* [Aim of the task] Copy out all lines that hold "granos".

[Extracted records]

┄┄┄┄┄┄┄┄┄┄

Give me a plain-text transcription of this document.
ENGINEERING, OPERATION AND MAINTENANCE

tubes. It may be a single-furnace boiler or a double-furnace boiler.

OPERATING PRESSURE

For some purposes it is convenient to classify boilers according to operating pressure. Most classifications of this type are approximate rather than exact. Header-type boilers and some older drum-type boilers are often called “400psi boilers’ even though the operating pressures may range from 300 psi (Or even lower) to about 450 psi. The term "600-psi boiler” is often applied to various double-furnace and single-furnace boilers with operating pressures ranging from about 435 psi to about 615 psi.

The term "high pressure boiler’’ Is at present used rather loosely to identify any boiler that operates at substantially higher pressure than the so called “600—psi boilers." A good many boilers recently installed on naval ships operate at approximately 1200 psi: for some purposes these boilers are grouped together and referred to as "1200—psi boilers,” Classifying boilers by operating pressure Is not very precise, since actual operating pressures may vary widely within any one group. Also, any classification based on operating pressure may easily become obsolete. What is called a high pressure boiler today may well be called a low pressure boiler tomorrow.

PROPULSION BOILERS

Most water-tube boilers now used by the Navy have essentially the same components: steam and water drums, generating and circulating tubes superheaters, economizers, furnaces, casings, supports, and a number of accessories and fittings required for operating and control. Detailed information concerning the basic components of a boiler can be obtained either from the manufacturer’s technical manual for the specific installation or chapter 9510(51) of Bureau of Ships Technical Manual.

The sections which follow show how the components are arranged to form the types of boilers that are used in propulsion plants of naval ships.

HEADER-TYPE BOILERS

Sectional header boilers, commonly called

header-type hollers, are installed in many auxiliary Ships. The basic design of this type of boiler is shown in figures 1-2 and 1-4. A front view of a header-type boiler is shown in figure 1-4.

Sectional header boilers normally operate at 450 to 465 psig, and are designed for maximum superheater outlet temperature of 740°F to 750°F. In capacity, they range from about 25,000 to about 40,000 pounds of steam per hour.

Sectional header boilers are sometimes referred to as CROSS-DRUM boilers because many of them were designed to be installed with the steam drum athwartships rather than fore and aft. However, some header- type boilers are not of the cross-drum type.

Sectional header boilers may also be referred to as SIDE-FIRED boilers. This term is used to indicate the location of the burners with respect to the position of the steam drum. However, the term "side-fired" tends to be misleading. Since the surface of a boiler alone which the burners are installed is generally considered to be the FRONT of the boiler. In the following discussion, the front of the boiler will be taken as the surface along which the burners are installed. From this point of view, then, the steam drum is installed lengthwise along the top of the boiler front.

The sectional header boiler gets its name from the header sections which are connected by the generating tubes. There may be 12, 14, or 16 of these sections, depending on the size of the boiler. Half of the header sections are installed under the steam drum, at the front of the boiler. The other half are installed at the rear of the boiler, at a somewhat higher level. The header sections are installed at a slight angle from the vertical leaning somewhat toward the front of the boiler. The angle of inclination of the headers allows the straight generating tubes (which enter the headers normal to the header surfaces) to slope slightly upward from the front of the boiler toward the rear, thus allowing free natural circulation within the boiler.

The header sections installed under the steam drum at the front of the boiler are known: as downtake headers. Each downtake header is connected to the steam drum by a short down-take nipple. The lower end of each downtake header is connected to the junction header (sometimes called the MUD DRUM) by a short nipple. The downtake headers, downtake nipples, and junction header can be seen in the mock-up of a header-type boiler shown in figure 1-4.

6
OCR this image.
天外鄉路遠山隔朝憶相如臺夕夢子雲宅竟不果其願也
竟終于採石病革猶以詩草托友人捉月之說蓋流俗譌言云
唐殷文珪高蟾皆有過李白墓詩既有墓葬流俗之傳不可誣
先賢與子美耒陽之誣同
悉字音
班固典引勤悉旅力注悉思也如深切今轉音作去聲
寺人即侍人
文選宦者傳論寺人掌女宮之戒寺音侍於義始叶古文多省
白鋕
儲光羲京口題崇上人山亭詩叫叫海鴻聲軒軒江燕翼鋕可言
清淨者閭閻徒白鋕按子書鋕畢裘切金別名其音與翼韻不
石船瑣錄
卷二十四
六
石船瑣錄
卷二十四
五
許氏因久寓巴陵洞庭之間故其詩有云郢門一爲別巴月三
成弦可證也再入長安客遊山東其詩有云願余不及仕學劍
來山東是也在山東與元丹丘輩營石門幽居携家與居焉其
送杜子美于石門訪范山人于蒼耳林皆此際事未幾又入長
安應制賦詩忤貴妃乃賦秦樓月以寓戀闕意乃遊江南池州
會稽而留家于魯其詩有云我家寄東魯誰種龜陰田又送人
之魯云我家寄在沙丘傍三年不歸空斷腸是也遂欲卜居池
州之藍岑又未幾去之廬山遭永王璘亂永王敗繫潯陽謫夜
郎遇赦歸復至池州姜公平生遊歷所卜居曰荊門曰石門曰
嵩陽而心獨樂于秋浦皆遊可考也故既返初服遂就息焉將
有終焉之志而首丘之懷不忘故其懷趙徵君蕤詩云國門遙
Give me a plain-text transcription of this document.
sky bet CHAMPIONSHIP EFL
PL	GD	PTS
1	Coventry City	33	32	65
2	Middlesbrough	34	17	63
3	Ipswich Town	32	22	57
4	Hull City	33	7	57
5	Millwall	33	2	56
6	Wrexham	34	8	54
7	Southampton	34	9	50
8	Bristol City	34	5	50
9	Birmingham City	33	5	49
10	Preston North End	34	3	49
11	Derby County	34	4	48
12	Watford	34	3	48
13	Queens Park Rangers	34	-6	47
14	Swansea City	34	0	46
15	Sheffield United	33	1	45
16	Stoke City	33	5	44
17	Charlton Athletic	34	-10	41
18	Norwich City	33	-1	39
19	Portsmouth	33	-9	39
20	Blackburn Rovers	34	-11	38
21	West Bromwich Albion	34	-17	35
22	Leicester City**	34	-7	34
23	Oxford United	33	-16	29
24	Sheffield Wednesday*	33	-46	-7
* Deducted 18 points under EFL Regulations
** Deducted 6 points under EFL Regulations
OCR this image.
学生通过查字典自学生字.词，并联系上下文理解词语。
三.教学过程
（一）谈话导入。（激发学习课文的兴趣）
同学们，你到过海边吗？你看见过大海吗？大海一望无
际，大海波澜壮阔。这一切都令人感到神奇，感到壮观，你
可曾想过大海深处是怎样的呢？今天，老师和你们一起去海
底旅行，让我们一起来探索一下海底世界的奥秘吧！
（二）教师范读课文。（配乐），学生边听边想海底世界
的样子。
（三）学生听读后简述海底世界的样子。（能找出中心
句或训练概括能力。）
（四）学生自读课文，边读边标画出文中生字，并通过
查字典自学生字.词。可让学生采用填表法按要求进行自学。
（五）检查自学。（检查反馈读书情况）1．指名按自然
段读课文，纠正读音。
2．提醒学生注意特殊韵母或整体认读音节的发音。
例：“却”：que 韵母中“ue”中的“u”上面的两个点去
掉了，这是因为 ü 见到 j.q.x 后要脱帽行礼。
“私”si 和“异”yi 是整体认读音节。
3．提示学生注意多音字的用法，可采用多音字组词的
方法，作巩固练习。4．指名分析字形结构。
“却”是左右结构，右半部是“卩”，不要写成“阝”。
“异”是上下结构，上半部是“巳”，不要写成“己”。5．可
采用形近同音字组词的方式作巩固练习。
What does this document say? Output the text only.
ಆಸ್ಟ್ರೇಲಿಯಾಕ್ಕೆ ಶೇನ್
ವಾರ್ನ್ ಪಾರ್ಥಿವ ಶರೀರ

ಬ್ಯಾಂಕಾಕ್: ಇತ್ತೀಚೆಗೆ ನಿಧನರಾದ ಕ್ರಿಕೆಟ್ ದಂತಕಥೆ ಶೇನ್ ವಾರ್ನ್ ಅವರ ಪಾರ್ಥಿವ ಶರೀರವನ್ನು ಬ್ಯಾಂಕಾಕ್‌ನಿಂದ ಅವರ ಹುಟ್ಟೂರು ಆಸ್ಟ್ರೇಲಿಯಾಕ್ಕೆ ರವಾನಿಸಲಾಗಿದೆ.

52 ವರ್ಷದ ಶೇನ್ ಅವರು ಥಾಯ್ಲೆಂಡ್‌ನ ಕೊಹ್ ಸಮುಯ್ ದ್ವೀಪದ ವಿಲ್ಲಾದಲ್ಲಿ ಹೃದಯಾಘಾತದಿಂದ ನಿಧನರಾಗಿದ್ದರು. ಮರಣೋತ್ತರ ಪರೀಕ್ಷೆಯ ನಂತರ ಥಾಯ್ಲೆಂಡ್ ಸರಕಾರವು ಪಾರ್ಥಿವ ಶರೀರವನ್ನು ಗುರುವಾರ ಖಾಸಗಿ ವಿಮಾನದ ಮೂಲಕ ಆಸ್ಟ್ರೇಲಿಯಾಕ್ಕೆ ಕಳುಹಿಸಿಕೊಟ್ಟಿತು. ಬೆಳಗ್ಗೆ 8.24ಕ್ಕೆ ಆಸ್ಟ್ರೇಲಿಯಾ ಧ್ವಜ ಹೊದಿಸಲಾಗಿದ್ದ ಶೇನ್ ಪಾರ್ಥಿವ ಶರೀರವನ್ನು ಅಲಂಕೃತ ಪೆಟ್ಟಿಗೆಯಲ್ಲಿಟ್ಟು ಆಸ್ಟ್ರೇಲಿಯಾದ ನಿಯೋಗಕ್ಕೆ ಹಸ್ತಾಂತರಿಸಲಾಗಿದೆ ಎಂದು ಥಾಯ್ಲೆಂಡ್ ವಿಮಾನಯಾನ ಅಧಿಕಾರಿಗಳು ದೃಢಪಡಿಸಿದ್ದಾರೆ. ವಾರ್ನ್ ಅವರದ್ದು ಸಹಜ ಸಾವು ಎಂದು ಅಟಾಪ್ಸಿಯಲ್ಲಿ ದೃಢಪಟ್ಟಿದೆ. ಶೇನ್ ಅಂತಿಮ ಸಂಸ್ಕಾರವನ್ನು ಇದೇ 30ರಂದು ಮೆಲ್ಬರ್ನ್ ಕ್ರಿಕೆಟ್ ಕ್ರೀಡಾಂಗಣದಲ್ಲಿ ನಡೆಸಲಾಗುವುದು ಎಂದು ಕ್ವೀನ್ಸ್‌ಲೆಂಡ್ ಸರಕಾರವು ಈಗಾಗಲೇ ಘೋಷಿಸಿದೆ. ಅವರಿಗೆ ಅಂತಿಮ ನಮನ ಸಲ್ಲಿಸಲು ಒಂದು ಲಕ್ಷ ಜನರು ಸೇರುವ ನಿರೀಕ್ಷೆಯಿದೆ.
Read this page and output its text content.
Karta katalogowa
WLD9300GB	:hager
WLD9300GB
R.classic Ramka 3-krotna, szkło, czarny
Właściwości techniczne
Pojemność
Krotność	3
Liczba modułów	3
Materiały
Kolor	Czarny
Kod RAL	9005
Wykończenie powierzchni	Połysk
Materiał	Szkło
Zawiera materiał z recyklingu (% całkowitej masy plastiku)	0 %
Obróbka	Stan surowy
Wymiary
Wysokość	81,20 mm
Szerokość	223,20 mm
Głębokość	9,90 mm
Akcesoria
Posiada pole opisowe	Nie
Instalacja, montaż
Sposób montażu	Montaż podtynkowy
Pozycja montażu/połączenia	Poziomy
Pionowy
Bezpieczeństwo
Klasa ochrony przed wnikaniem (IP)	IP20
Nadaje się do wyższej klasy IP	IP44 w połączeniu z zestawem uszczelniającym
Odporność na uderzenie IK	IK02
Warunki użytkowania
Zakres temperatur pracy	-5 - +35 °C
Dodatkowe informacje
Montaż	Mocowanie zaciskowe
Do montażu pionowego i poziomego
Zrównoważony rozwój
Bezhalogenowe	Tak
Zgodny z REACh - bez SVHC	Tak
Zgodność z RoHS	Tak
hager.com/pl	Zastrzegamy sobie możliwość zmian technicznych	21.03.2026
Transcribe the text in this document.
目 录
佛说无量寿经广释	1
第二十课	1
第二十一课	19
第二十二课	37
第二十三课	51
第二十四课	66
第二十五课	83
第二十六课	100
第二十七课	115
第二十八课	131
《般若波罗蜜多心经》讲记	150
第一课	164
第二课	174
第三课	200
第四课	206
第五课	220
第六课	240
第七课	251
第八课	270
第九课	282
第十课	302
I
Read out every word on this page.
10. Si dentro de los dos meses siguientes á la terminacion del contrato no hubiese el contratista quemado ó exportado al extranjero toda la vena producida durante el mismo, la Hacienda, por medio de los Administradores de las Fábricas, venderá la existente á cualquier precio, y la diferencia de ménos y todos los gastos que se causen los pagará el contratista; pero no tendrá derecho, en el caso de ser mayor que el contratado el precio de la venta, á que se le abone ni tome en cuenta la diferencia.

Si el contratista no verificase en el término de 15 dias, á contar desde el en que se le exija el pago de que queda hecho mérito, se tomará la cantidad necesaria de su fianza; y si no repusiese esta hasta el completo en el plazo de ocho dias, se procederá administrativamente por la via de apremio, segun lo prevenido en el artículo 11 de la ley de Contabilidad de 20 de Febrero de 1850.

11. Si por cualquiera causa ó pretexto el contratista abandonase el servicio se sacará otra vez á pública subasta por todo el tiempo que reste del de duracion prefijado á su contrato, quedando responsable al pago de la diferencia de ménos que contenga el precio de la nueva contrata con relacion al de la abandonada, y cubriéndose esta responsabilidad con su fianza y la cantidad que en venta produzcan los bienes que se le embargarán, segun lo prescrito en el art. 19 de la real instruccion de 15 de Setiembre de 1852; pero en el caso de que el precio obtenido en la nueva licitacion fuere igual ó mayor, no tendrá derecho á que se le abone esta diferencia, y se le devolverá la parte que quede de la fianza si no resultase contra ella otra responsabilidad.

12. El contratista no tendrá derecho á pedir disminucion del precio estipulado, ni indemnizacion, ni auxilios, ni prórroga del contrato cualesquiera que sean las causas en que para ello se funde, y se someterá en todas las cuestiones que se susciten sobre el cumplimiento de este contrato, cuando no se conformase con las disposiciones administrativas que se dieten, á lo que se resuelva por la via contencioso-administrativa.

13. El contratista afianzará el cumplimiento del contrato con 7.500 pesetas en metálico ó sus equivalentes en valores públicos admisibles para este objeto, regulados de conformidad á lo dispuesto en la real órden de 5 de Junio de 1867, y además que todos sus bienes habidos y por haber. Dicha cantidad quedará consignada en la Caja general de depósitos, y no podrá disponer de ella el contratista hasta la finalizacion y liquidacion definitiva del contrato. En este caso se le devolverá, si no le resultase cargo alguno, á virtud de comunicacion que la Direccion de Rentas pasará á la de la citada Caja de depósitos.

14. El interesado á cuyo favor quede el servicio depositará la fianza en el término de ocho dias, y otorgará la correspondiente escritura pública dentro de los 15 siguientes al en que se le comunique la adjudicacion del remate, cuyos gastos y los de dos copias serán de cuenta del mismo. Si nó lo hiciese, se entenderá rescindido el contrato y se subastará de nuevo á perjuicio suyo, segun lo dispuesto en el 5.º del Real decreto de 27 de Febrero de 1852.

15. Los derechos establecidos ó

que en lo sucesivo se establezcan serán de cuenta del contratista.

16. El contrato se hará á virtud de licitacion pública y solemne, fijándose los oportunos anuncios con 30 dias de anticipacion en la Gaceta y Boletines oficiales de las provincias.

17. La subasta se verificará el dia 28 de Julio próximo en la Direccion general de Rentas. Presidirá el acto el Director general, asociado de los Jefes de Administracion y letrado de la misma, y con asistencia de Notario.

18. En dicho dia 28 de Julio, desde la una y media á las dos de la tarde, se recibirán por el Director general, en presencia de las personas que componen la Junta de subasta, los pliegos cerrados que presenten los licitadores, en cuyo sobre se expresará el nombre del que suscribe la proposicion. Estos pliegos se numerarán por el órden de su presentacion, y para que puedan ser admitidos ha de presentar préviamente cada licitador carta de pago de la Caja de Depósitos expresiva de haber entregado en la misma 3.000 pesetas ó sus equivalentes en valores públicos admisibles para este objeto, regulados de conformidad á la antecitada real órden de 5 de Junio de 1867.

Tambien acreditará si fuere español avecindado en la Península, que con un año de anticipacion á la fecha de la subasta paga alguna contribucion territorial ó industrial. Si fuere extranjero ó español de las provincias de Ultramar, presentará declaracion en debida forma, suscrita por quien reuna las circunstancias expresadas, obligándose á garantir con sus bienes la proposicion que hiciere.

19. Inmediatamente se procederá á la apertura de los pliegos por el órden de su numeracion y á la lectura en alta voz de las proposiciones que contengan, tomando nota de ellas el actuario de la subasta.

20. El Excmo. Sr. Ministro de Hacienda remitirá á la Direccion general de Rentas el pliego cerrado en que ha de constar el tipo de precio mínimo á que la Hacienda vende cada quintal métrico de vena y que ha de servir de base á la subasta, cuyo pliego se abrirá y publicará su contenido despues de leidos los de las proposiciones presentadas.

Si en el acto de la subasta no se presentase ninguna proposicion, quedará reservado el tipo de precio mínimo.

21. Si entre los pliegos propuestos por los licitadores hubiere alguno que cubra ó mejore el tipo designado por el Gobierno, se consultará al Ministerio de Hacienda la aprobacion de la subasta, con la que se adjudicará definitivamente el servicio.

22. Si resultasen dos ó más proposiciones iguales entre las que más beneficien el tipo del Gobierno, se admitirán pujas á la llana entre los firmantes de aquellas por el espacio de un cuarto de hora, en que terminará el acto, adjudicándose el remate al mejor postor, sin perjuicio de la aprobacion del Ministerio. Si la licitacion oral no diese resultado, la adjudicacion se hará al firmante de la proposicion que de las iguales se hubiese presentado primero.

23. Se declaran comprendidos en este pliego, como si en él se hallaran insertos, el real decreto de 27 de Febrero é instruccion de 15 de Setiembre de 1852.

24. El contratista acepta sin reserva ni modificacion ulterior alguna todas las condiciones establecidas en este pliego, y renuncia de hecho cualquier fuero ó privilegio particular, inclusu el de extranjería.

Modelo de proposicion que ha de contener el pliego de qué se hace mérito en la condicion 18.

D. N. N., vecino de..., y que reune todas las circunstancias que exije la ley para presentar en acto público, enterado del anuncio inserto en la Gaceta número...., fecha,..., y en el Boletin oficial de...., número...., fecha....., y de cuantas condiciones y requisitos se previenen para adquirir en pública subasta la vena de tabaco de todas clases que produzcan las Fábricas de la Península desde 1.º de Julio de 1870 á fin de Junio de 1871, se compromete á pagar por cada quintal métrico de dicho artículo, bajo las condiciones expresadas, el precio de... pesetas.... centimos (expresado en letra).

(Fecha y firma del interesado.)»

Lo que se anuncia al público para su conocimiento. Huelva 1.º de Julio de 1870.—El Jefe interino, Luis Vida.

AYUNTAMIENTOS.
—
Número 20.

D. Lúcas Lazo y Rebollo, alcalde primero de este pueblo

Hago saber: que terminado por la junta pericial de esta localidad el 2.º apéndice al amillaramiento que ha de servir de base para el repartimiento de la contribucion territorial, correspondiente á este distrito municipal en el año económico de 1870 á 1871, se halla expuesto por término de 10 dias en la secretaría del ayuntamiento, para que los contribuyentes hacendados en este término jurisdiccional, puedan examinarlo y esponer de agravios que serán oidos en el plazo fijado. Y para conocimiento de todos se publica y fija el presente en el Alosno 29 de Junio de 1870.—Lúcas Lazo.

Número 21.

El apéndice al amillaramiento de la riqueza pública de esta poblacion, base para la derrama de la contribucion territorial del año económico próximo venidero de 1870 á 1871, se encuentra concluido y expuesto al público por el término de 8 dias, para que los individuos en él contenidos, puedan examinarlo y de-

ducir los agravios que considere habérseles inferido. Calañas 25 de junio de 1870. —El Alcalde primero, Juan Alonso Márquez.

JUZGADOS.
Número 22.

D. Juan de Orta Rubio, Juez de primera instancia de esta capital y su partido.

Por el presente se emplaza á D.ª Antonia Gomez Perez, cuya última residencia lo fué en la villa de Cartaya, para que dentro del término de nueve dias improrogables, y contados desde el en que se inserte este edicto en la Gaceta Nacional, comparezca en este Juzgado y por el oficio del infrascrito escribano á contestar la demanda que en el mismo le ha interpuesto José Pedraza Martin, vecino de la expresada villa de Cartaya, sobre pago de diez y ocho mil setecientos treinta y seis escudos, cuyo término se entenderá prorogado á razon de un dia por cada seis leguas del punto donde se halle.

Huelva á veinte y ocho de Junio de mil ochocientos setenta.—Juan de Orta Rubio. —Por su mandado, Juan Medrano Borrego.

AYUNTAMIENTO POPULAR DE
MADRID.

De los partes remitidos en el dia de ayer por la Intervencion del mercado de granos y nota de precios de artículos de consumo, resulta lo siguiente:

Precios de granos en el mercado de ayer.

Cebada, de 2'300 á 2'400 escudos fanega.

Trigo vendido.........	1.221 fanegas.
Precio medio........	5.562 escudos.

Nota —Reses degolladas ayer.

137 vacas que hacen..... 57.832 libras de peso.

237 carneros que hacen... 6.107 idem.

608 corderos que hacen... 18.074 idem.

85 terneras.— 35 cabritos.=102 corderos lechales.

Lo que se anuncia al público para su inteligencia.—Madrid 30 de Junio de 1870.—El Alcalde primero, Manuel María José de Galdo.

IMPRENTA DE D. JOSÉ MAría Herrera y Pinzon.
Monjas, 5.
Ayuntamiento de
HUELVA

┄┄┄┄┄┄┄┄┄┄

* [Answer to the problem]
De los partes remitidos en el dia de ayer por la Intervencion del mercado de granos y nota de precios de artículos de consumo, resulta lo siguiente:
Precios de granos en el mercado de ayer.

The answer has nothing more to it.